§ **EXERCISE OBJECTIVE**: Format the stretch of rows from the line containing "data-point bbox=[303, 335, 310, 342]" through the line containing "data-point bbox=[544, 402, 551, 409]" as a Markdown table with two columns, No. and Entry: No. numbers each line in order, and Entry holds the line itself. Leave out any blank lines.

§ **DATA SHOWN**:
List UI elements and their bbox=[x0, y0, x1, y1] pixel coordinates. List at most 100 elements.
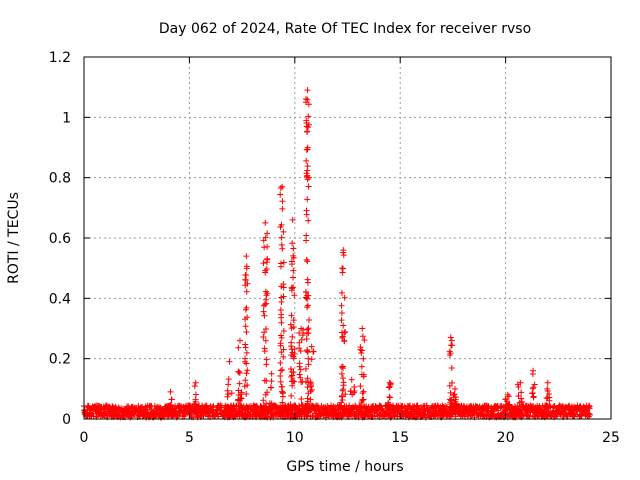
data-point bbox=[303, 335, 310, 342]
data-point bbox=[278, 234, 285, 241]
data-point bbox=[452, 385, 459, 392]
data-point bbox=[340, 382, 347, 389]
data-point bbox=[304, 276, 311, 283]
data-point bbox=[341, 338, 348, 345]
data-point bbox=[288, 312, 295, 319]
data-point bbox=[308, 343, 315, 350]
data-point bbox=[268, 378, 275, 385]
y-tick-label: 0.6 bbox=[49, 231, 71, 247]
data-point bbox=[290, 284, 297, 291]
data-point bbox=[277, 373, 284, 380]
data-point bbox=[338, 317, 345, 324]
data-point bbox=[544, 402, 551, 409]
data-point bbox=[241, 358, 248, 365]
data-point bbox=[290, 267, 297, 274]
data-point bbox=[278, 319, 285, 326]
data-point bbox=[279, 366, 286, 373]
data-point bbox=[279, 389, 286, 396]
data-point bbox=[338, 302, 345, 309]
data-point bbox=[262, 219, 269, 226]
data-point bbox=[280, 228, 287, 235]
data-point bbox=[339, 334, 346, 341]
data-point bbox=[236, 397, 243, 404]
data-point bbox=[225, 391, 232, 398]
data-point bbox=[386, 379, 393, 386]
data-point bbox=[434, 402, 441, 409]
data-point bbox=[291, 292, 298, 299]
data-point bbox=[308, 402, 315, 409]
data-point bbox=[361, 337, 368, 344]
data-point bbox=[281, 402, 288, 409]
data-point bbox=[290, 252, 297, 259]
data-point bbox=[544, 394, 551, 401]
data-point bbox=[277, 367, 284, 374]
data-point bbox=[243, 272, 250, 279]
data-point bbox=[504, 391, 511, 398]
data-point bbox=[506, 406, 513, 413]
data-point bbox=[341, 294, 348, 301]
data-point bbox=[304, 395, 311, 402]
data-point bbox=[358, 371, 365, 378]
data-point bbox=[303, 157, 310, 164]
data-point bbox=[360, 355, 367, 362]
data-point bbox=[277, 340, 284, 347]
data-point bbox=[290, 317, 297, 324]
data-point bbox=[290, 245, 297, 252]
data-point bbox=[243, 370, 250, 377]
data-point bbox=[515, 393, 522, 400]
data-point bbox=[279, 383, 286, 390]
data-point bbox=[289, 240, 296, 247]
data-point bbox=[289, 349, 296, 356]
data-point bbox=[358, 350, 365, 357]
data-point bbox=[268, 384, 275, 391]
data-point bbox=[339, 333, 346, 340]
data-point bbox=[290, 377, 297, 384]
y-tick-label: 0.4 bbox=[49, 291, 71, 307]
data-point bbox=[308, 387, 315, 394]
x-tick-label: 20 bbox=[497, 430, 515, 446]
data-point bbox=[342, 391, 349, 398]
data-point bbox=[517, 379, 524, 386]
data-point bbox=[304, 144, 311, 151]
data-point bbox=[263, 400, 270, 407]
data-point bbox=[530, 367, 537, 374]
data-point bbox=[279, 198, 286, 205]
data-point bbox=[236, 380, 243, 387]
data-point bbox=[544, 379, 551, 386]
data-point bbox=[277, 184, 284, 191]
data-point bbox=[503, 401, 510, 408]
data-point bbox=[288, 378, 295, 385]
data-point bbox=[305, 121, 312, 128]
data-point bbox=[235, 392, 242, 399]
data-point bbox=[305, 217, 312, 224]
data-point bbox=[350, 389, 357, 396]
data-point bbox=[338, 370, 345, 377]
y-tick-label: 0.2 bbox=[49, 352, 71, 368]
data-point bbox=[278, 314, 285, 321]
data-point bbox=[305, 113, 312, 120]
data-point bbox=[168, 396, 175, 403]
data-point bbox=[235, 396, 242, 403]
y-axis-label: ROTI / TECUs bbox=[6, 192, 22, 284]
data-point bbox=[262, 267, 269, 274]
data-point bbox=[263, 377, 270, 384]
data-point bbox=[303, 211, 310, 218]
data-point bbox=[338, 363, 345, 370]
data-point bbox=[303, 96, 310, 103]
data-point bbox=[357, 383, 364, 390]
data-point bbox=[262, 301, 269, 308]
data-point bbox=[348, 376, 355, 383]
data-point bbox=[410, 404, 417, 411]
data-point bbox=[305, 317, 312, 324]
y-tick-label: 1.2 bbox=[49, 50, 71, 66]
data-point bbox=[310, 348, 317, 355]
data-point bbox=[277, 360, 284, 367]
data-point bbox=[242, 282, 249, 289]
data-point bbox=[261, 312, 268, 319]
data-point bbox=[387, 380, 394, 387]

§ **SOLUTION FOR THIS TASK**:
| No. | Entry |
|---|---|
| 1 | data-point bbox=[303, 335, 310, 342] |
| 2 | data-point bbox=[278, 234, 285, 241] |
| 3 | data-point bbox=[452, 385, 459, 392] |
| 4 | data-point bbox=[340, 382, 347, 389] |
| 5 | data-point bbox=[304, 276, 311, 283] |
| 6 | data-point bbox=[341, 338, 348, 345] |
| 7 | data-point bbox=[288, 312, 295, 319] |
| 8 | data-point bbox=[308, 343, 315, 350] |
| 9 | data-point bbox=[268, 378, 275, 385] |
| 10 | y-tick-label: 0.6 bbox=[49, 231, 71, 247] |
| 11 | data-point bbox=[290, 284, 297, 291] |
| 12 | data-point bbox=[277, 373, 284, 380] |
| 13 | data-point bbox=[338, 317, 345, 324] |
| 14 | data-point bbox=[544, 402, 551, 409] |